== Set task ==
Repeat the entries that follow verbatim, without any of their pictures.

== Data provided ==
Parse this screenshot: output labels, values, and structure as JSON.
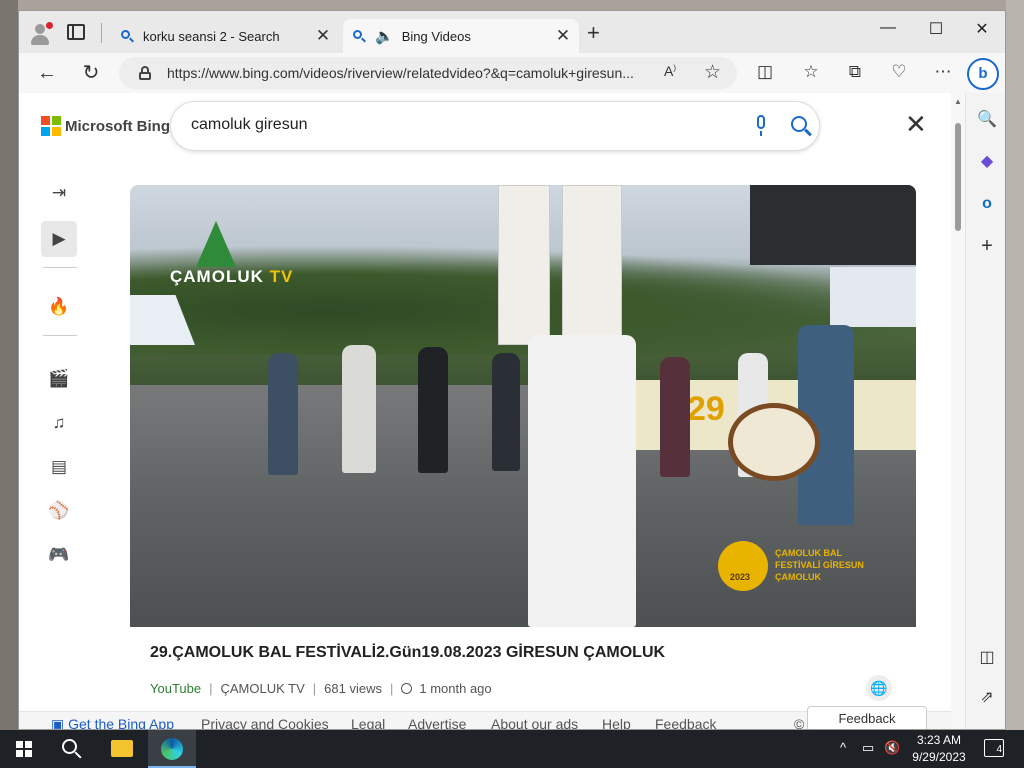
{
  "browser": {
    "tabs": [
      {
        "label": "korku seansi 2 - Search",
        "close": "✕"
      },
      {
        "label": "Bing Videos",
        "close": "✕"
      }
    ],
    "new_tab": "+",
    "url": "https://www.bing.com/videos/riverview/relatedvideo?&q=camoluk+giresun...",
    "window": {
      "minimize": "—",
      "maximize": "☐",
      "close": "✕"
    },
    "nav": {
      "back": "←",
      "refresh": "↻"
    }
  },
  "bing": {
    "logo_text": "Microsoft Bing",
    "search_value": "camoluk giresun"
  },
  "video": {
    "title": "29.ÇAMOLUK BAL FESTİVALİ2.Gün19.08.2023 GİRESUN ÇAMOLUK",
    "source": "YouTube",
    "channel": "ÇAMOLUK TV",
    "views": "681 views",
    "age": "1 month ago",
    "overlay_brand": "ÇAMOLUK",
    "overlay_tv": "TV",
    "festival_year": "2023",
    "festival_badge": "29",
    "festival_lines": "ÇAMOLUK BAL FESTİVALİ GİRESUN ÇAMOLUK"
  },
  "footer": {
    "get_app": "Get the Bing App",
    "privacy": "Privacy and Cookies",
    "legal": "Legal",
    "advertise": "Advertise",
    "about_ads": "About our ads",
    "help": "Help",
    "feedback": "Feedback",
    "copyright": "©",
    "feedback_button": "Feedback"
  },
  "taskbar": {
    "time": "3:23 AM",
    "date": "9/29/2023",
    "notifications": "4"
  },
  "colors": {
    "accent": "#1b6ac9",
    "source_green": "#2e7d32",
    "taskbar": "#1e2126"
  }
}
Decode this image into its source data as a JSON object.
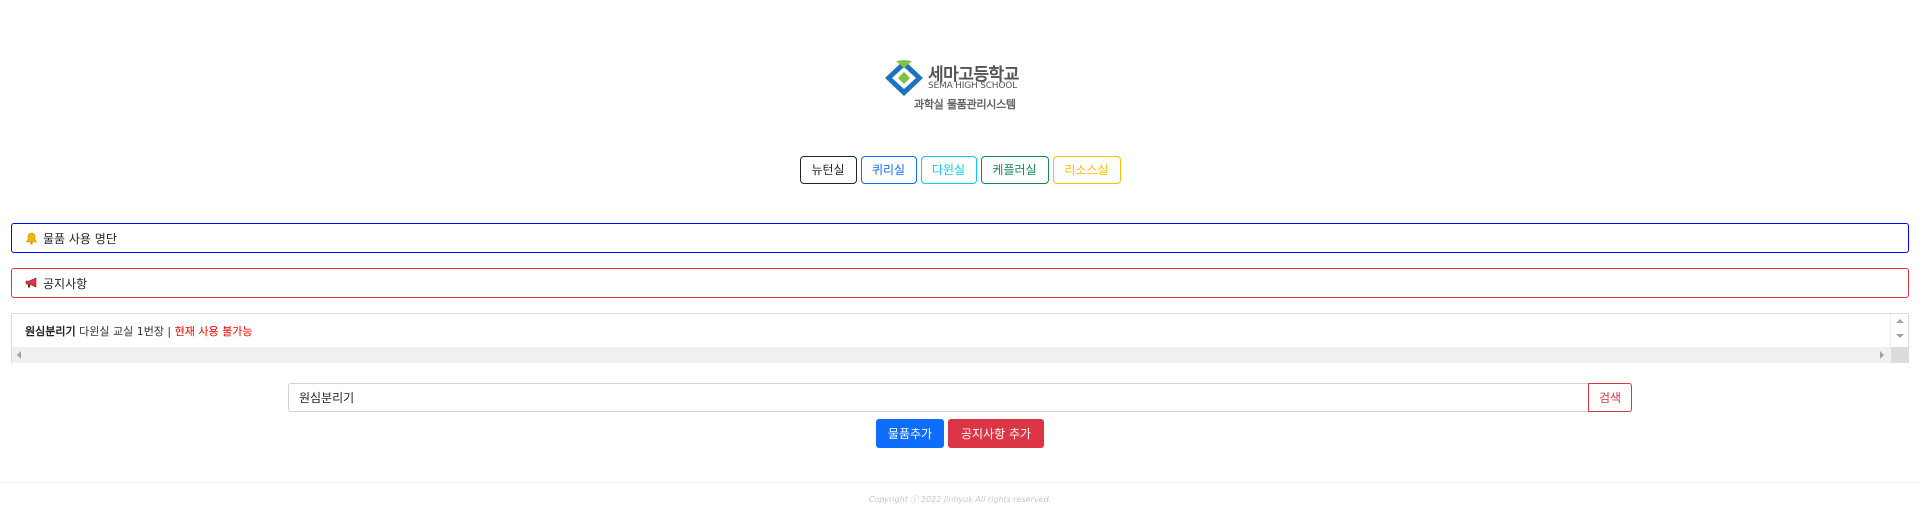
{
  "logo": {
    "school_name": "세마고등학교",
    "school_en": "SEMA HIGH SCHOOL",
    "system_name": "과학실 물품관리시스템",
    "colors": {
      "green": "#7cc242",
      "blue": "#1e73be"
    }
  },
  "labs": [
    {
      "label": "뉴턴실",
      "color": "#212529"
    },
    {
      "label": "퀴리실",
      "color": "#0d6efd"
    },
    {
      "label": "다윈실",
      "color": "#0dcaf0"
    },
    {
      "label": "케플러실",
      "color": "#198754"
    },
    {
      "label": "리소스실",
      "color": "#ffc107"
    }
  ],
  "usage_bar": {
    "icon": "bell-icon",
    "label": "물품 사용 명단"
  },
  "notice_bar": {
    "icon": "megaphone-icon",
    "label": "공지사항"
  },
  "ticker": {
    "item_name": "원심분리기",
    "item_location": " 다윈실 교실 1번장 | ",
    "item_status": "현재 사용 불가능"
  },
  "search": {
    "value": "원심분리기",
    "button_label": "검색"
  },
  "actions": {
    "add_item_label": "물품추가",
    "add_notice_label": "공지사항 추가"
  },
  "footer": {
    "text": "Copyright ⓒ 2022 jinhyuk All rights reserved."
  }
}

== Task response ==
Parse this screenshot: output labels, values, and structure as JSON.
{
  "browser": {
    "tabs": [
      {
        "label": "korku seansi 2 - Search",
        "close": "✕"
      },
      {
        "label": "Bing Videos",
        "close": "✕"
      }
    ],
    "new_tab": "+",
    "url": "https://www.bing.com/videos/riverview/relatedvideo?&q=camoluk+giresun...",
    "window": {
      "minimize": "—",
      "maximize": "☐",
      "close": "✕"
    },
    "nav": {
      "back": "←",
      "refresh": "↻"
    }
  },
  "bing": {
    "logo_text": "Microsoft Bing",
    "search_value": "camoluk giresun"
  },
  "video": {
    "title": "29.ÇAMOLUK BAL FESTİVALİ2.Gün19.08.2023 GİRESUN ÇAMOLUK",
    "source": "YouTube",
    "channel": "ÇAMOLUK TV",
    "views": "681 views",
    "age": "1 month ago",
    "overlay_brand": "ÇAMOLUK",
    "overlay_tv": "TV",
    "festival_year": "2023",
    "festival_badge": "29",
    "festival_lines": "ÇAMOLUK BAL FESTİVALİ GİRESUN ÇAMOLUK"
  },
  "footer": {
    "get_app": "Get the Bing App",
    "privacy": "Privacy and Cookies",
    "legal": "Legal",
    "advertise": "Advertise",
    "about_ads": "About our ads",
    "help": "Help",
    "feedback": "Feedback",
    "copyright": "©",
    "feedback_button": "Feedback"
  },
  "taskbar": {
    "time": "3:23 AM",
    "date": "9/29/2023",
    "notifications": "4"
  },
  "colors": {
    "accent": "#1b6ac9",
    "source_green": "#2e7d32",
    "taskbar": "#1e2126"
  }
}
Decode this image into its source data as a JSON object.
{
  "logo": {
    "school_name": "세마고등학교",
    "school_en": "SEMA HIGH SCHOOL",
    "system_name": "과학실 물품관리시스템",
    "colors": {
      "green": "#7cc242",
      "blue": "#1e73be"
    }
  },
  "labs": [
    {
      "label": "뉴턴실",
      "color": "#212529"
    },
    {
      "label": "퀴리실",
      "color": "#0d6efd"
    },
    {
      "label": "다윈실",
      "color": "#0dcaf0"
    },
    {
      "label": "케플러실",
      "color": "#198754"
    },
    {
      "label": "리소스실",
      "color": "#ffc107"
    }
  ],
  "usage_bar": {
    "icon": "bell-icon",
    "label": "물품 사용 명단"
  },
  "notice_bar": {
    "icon": "megaphone-icon",
    "label": "공지사항"
  },
  "ticker": {
    "item_name": "원심분리기",
    "item_location": " 다윈실 교실 1번장 | ",
    "item_status": "현재 사용 불가능"
  },
  "search": {
    "value": "원심분리기",
    "button_label": "검색"
  },
  "actions": {
    "add_item_label": "물품추가",
    "add_notice_label": "공지사항 추가"
  },
  "footer": {
    "text": "Copyright ⓒ 2022 jinhyuk All rights reserved."
  }
}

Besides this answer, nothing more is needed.